▶ **Exercise aim**
Reproduce the data that follows in its entirety, character for character.

▶ **Exercise inputs**
..........
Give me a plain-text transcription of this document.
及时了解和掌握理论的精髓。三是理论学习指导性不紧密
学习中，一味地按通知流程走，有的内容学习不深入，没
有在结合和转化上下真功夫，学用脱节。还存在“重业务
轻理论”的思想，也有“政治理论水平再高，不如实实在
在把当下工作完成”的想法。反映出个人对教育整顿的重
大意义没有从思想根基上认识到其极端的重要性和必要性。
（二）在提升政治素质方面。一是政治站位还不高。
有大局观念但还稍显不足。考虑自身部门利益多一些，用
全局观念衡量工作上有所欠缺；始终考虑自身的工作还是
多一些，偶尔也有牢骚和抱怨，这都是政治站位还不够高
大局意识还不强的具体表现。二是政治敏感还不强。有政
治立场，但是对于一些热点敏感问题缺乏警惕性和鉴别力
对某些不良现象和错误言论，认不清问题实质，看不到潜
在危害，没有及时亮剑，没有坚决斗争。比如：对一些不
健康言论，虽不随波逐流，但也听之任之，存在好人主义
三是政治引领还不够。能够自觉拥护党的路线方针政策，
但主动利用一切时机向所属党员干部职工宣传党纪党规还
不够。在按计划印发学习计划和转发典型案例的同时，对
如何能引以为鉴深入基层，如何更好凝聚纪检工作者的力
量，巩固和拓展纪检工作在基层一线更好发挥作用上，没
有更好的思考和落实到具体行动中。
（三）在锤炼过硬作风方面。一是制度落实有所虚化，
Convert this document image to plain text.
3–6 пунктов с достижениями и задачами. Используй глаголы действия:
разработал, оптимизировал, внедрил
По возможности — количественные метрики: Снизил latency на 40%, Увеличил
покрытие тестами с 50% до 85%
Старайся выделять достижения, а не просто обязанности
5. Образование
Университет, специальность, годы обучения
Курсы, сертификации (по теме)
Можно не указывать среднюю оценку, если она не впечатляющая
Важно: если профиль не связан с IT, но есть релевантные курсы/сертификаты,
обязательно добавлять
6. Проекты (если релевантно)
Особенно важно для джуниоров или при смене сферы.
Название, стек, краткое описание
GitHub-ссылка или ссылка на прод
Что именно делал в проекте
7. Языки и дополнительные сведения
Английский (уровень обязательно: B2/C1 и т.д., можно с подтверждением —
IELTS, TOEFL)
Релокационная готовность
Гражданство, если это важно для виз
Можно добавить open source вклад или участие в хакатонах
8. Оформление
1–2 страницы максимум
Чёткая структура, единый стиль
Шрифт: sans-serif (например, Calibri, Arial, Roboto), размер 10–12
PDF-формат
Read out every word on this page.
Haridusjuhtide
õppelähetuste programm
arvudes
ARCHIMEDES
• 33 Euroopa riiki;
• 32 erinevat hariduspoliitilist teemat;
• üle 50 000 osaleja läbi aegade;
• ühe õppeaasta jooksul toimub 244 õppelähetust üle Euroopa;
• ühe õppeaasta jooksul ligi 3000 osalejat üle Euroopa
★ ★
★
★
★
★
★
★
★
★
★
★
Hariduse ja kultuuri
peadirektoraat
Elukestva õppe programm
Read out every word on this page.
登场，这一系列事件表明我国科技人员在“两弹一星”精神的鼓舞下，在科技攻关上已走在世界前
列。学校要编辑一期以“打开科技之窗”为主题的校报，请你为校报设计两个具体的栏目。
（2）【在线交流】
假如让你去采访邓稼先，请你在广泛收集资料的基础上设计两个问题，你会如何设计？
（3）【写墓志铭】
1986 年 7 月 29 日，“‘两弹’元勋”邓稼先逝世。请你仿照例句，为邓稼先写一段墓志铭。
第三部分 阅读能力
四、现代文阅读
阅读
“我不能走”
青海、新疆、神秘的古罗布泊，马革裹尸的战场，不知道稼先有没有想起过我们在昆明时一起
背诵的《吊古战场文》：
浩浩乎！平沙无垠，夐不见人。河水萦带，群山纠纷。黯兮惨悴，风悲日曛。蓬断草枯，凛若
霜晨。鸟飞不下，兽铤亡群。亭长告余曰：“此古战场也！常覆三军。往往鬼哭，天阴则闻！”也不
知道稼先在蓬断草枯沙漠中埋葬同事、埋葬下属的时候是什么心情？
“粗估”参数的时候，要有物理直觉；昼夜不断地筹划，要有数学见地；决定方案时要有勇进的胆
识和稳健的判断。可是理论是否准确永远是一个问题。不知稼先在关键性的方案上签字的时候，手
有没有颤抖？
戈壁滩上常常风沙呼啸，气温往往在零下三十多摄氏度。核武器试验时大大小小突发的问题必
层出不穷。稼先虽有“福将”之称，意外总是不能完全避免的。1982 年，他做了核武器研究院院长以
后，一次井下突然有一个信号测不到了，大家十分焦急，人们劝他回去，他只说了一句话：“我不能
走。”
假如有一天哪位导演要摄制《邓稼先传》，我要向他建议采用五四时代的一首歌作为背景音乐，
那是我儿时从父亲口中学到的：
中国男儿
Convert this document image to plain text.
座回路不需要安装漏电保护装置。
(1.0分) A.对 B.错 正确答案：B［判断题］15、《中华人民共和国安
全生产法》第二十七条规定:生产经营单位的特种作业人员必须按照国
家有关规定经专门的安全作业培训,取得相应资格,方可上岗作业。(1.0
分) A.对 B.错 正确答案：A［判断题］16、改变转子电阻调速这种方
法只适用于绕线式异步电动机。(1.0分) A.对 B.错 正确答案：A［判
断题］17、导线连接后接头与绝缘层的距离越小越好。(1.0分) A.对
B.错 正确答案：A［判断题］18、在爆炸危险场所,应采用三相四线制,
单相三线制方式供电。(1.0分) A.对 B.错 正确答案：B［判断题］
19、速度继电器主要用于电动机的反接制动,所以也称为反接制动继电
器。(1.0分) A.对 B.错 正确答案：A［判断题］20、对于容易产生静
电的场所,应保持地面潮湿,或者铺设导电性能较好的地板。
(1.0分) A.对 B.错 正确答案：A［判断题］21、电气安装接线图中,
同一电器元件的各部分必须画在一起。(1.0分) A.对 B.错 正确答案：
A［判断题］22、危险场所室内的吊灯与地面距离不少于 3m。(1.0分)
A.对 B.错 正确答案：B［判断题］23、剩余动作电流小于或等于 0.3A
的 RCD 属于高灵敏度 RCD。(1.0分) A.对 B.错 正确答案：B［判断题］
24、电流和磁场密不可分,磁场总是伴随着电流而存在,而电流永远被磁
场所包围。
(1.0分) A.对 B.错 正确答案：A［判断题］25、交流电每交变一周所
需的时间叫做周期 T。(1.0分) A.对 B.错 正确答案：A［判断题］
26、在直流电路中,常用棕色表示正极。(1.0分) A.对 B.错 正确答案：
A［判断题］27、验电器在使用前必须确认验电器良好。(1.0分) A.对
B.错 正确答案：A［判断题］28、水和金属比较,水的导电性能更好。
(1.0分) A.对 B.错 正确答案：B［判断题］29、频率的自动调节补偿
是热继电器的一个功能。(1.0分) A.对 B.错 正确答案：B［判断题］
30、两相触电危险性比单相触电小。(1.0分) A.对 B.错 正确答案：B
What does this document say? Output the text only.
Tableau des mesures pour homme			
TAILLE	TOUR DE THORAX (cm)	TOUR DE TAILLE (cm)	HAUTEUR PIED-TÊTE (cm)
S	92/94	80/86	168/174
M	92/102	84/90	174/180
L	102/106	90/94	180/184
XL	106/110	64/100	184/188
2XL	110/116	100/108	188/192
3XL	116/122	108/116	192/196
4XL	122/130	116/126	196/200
..........
▶ **Result for this task**
Give me a plain-text transcription of this document.
及时了解和掌握理论的精髓。三是理论学习指导性不紧密
学习中，一味地按通知流程走，有的内容学习不深入，没
有在结合和转化上下真功夫，学用脱节。还存在“重业务
轻理论”的思想，也有“政治理论水平再高，不如实实在
在把当下工作完成”的想法。反映出个人对教育整顿的重
大意义没有从思想根基上认识到其极端的重要性和必要性。
（二）在提升政治素质方面。一是政治站位还不高。
有大局观念但还稍显不足。考虑自身部门利益多一些，用
全局观念衡量工作上有所欠缺；始终考虑自身的工作还是
多一些，偶尔也有牢骚和抱怨，这都是政治站位还不够高
大局意识还不强的具体表现。二是政治敏感还不强。有政
治立场，但是对于一些热点敏感问题缺乏警惕性和鉴别力
对某些不良现象和错误言论，认不清问题实质，看不到潜
在危害，没有及时亮剑，没有坚决斗争。比如：对一些不
健康言论，虽不随波逐流，但也听之任之，存在好人主义
三是政治引领还不够。能够自觉拥护党的路线方针政策，
但主动利用一切时机向所属党员干部职工宣传党纪党规还
不够。在按计划印发学习计划和转发典型案例的同时，对
如何能引以为鉴深入基层，如何更好凝聚纪检工作者的力
量，巩固和拓展纪检工作在基层一线更好发挥作用上，没
有更好的思考和落实到具体行动中。
（三）在锤炼过硬作风方面。一是制度落实有所虚化，
Convert this document image to plain text.
3–6 пунктов с достижениями и задачами. Используй глаголы действия:
разработал, оптимизировал, внедрил
По возможности — количественные метрики: Снизил latency на 40%, Увеличил
покрытие тестами с 50% до 85%
Старайся выделять достижения, а не просто обязанности
5. Образование
Университет, специальность, годы обучения
Курсы, сертификации (по теме)
Можно не указывать среднюю оценку, если она не впечатляющая
Важно: если профиль не связан с IT, но есть релевантные курсы/сертификаты,
обязательно добавлять
6. Проекты (если релевантно)
Особенно важно для джуниоров или при смене сферы.
Название, стек, краткое описание
GitHub-ссылка или ссылка на прод
Что именно делал в проекте
7. Языки и дополнительные сведения
Английский (уровень обязательно: B2/C1 и т.д., можно с подтверждением —
IELTS, TOEFL)
Релокационная готовность
Гражданство, если это важно для виз
Можно добавить open source вклад или участие в хакатонах
8. Оформление
1–2 страницы максимум
Чёткая структура, единый стиль
Шрифт: sans-serif (например, Calibri, Arial, Roboto), размер 10–12
PDF-формат
Read out every word on this page.
Haridusjuhtide
õppelähetuste programm
arvudes
ARCHIMEDES
• 33 Euroopa riiki;
• 32 erinevat hariduspoliitilist teemat;
• üle 50 000 osaleja läbi aegade;
• ühe õppeaasta jooksul toimub 244 õppelähetust üle Euroopa;
• ühe õppeaasta jooksul ligi 3000 osalejat üle Euroopa
★ ★
★
★
★
★
★
★
★
★
★
★
Hariduse ja kultuuri
peadirektoraat
Elukestva õppe programm
Read out every word on this page.
登场，这一系列事件表明我国科技人员在“两弹一星”精神的鼓舞下，在科技攻关上已走在世界前
列。学校要编辑一期以“打开科技之窗”为主题的校报，请你为校报设计两个具体的栏目。
（2）【在线交流】
假如让你去采访邓稼先，请你在广泛收集资料的基础上设计两个问题，你会如何设计？
（3）【写墓志铭】
1986 年 7 月 29 日，“‘两弹’元勋”邓稼先逝世。请你仿照例句，为邓稼先写一段墓志铭。
第三部分 阅读能力
四、现代文阅读
阅读
“我不能走”
青海、新疆、神秘的古罗布泊，马革裹尸的战场，不知道稼先有没有想起过我们在昆明时一起
背诵的《吊古战场文》：
浩浩乎！平沙无垠，夐不见人。河水萦带，群山纠纷。黯兮惨悴，风悲日曛。蓬断草枯，凛若
霜晨。鸟飞不下，兽铤亡群。亭长告余曰：“此古战场也！常覆三军。往往鬼哭，天阴则闻！”也不
知道稼先在蓬断草枯沙漠中埋葬同事、埋葬下属的时候是什么心情？
“粗估”参数的时候，要有物理直觉；昼夜不断地筹划，要有数学见地；决定方案时要有勇进的胆
识和稳健的判断。可是理论是否准确永远是一个问题。不知稼先在关键性的方案上签字的时候，手
有没有颤抖？
戈壁滩上常常风沙呼啸，气温往往在零下三十多摄氏度。核武器试验时大大小小突发的问题必
层出不穷。稼先虽有“福将”之称，意外总是不能完全避免的。1982 年，他做了核武器研究院院长以
后，一次井下突然有一个信号测不到了，大家十分焦急，人们劝他回去，他只说了一句话：“我不能
走。”
假如有一天哪位导演要摄制《邓稼先传》，我要向他建议采用五四时代的一首歌作为背景音乐，
那是我儿时从父亲口中学到的：
中国男儿
Convert this document image to plain text.
座回路不需要安装漏电保护装置。
(1.0分) A.对 B.错 正确答案：B［判断题］15、《中华人民共和国安
全生产法》第二十七条规定:生产经营单位的特种作业人员必须按照国
家有关规定经专门的安全作业培训,取得相应资格,方可上岗作业。(1.0
分) A.对 B.错 正确答案：A［判断题］16、改变转子电阻调速这种方
法只适用于绕线式异步电动机。(1.0分) A.对 B.错 正确答案：A［判
断题］17、导线连接后接头与绝缘层的距离越小越好。(1.0分) A.对
B.错 正确答案：A［判断题］18、在爆炸危险场所,应采用三相四线制,
单相三线制方式供电。(1.0分) A.对 B.错 正确答案：B［判断题］
19、速度继电器主要用于电动机的反接制动,所以也称为反接制动继电
器。(1.0分) A.对 B.错 正确答案：A［判断题］20、对于容易产生静
电的场所,应保持地面潮湿,或者铺设导电性能较好的地板。
(1.0分) A.对 B.错 正确答案：A［判断题］21、电气安装接线图中,
同一电器元件的各部分必须画在一起。(1.0分) A.对 B.错 正确答案：
A［判断题］22、危险场所室内的吊灯与地面距离不少于 3m。(1.0分)
A.对 B.错 正确答案：B［判断题］23、剩余动作电流小于或等于 0.3A
的 RCD 属于高灵敏度 RCD。(1.0分) A.对 B.错 正确答案：B［判断题］
24、电流和磁场密不可分,磁场总是伴随着电流而存在,而电流永远被磁
场所包围。
(1.0分) A.对 B.错 正确答案：A［判断题］25、交流电每交变一周所
需的时间叫做周期 T。(1.0分) A.对 B.错 正确答案：A［判断题］
26、在直流电路中,常用棕色表示正极。(1.0分) A.对 B.错 正确答案：
A［判断题］27、验电器在使用前必须确认验电器良好。(1.0分) A.对
B.错 正确答案：A［判断题］28、水和金属比较,水的导电性能更好。
(1.0分) A.对 B.错 正确答案：B［判断题］29、频率的自动调节补偿
是热继电器的一个功能。(1.0分) A.对 B.错 正确答案：B［判断题］
30、两相触电危险性比单相触电小。(1.0分) A.对 B.错 正确答案：B
What does this document say? Output the text only.
Tableau des mesures pour homme			
TAILLE	TOUR DE THORAX (cm)	TOUR DE TAILLE (cm)	HAUTEUR PIED-TÊTE (cm)
S	92/94	80/86	168/174
M	92/102	84/90	174/180
L	102/106	90/94	180/184
XL	106/110	64/100	184/188
2XL	110/116	100/108	188/192
3XL	116/122	108/116	192/196
4XL	122/130	116/126	196/200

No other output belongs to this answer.